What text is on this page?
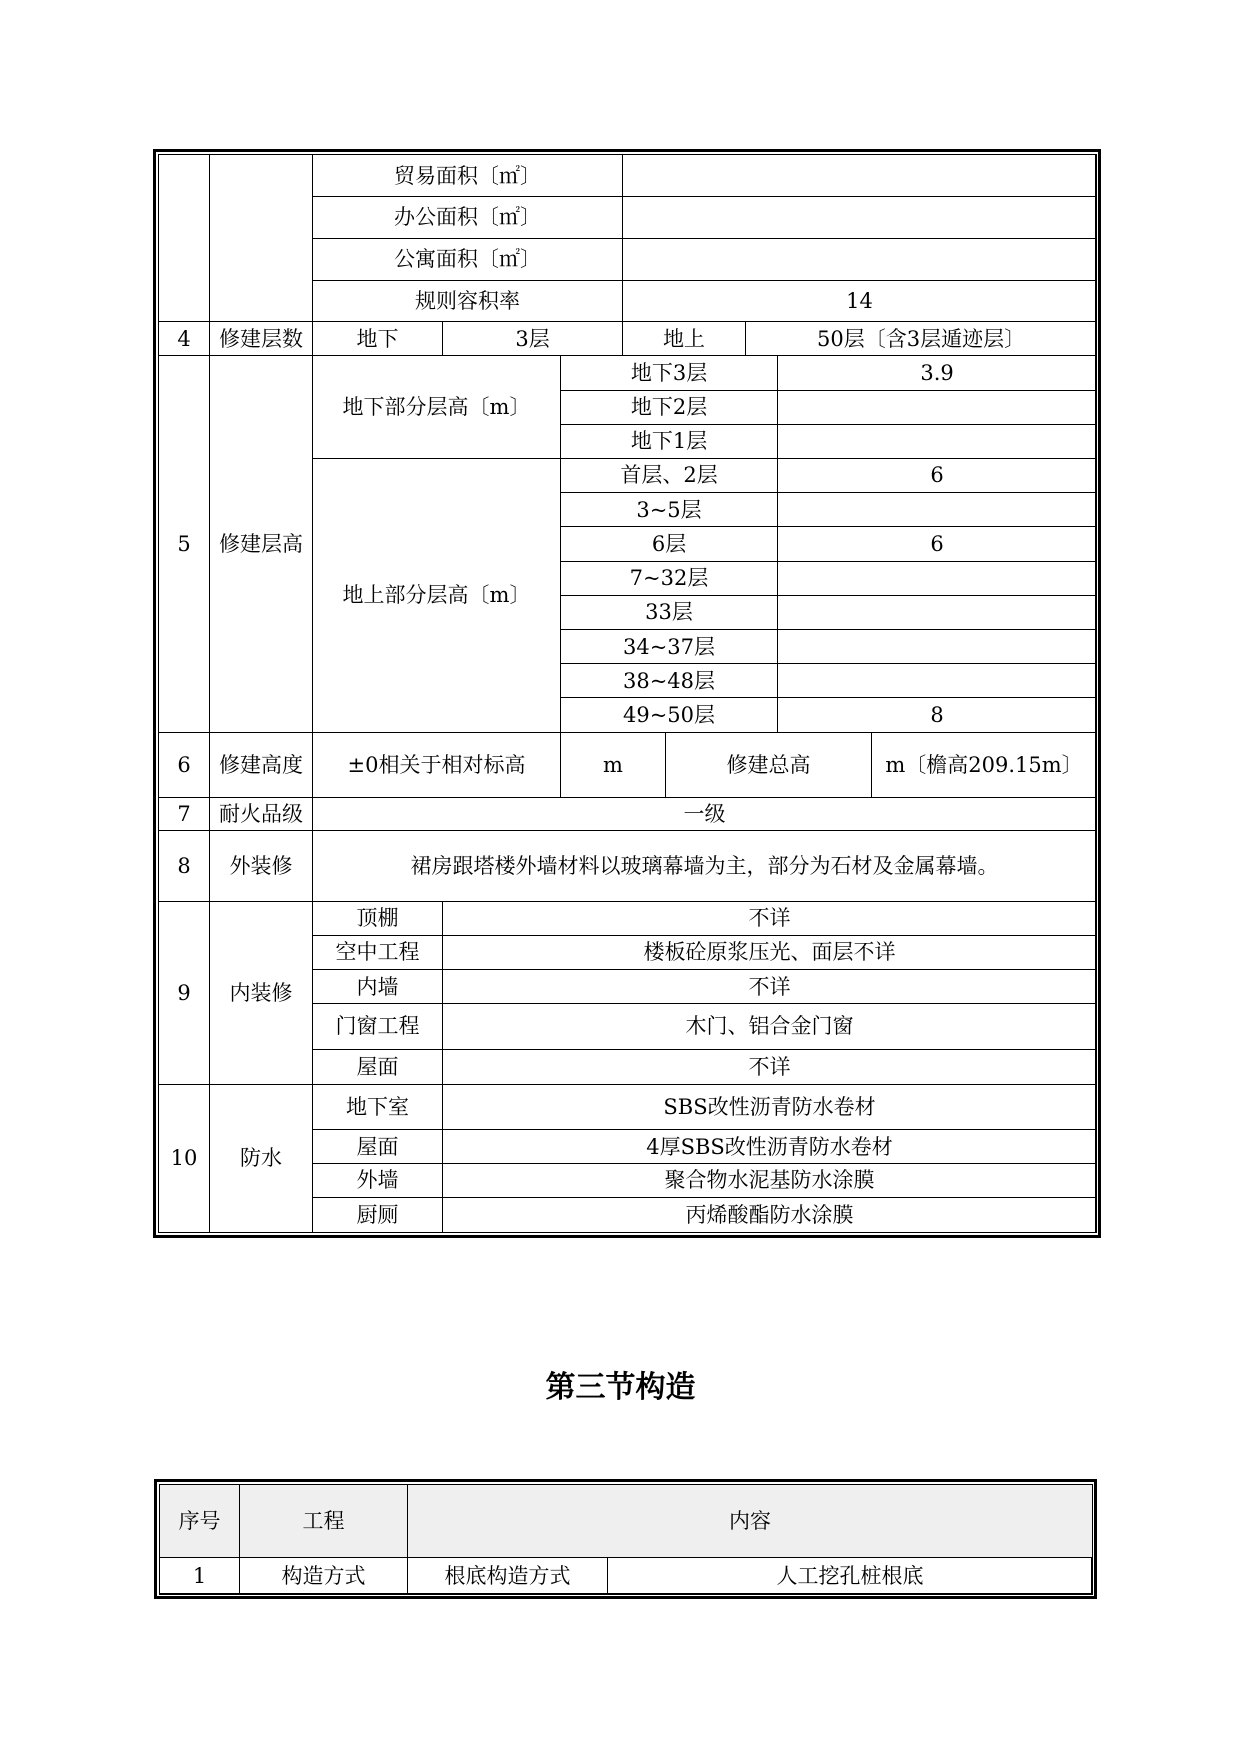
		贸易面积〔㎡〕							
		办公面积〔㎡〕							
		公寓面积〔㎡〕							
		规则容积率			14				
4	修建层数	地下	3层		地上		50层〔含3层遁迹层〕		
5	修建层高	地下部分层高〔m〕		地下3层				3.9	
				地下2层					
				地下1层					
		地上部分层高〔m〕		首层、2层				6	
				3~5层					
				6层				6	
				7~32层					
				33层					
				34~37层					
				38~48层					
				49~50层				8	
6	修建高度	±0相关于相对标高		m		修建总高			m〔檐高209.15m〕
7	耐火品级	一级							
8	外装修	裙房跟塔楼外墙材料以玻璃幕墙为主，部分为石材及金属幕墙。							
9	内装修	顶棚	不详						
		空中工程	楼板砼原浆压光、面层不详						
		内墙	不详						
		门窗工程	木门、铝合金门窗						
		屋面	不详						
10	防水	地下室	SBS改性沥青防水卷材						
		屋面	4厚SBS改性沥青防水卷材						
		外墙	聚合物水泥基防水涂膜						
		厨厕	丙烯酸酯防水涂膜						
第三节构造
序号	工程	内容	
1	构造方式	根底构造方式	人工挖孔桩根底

◆ ◆ ◆

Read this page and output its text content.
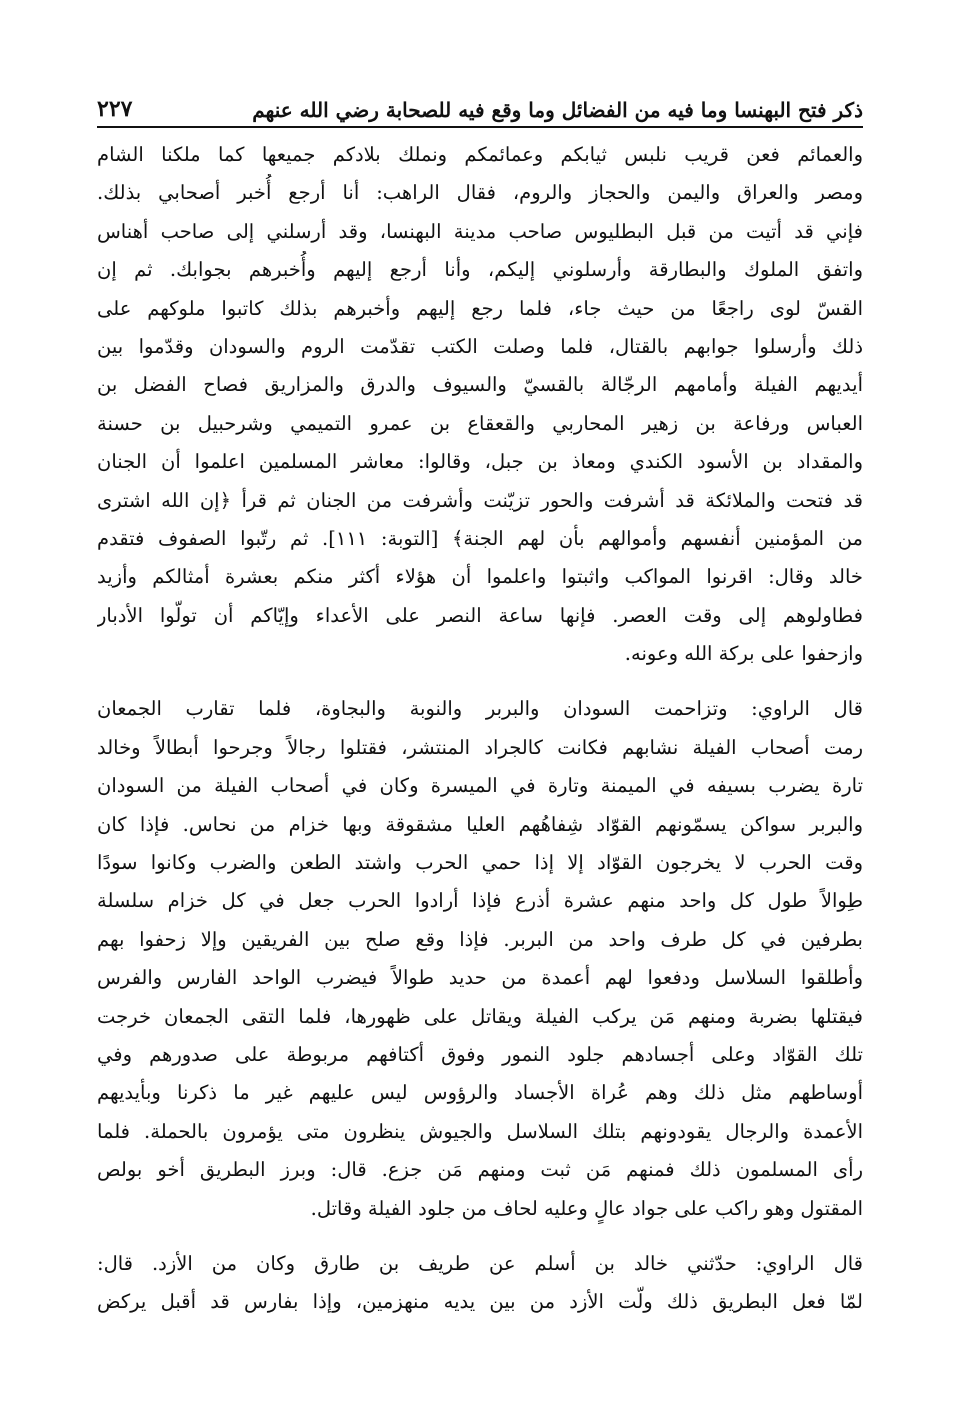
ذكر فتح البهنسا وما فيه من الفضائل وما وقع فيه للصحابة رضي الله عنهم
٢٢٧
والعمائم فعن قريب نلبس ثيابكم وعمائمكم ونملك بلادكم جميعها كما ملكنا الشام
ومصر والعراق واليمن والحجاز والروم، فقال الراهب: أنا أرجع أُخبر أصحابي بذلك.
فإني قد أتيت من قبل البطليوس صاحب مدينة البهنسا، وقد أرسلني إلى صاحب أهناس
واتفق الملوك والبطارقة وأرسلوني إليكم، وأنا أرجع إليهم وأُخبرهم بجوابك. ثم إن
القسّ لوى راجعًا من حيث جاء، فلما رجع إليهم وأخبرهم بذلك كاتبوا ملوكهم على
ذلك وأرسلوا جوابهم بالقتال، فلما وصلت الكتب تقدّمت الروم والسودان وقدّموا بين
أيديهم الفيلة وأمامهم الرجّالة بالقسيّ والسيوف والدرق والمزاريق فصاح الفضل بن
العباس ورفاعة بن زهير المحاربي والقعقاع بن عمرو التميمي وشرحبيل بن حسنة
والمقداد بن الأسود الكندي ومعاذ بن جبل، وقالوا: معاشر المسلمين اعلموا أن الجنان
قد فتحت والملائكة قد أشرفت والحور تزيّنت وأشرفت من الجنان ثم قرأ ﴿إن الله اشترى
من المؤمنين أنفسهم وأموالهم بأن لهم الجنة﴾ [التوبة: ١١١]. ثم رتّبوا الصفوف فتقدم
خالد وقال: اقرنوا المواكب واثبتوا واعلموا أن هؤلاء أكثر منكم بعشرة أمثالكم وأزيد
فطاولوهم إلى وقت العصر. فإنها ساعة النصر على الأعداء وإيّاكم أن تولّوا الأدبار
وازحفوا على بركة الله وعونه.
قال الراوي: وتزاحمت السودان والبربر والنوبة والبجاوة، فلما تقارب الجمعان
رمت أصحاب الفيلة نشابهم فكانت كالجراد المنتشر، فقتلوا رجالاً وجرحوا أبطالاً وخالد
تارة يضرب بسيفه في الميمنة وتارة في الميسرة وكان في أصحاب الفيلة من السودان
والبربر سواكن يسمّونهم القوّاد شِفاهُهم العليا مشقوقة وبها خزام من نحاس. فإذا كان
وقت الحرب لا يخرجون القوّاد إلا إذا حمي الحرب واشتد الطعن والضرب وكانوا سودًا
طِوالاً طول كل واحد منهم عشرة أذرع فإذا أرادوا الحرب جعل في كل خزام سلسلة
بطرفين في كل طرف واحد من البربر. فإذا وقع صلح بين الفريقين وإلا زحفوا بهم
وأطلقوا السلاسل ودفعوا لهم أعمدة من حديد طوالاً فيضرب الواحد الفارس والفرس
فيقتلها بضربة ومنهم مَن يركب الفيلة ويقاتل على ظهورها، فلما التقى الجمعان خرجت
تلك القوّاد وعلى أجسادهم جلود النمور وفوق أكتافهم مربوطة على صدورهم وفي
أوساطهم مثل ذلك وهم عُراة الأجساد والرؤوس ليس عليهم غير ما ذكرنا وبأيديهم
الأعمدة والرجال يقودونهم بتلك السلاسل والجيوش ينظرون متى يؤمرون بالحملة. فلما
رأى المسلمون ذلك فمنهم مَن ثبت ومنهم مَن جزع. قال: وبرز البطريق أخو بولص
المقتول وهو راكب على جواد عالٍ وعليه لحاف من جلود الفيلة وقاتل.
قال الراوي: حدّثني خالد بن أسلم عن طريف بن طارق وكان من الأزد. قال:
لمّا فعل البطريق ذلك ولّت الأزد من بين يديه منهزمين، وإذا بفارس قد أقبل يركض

◆ ◆ ◆

*Task details*
Filter the entries and copy out every line with the word "خزام".

*Result of the task*
والبربر سواكن يسمّونهم القوّاد شِفاهُهم العليا مشقوقة وبها خزام من نحاس. فإذا كان
طِوالاً طول كل واحد منهم عشرة أذرع فإذا أرادوا الحرب جعل في كل خزام سلسلة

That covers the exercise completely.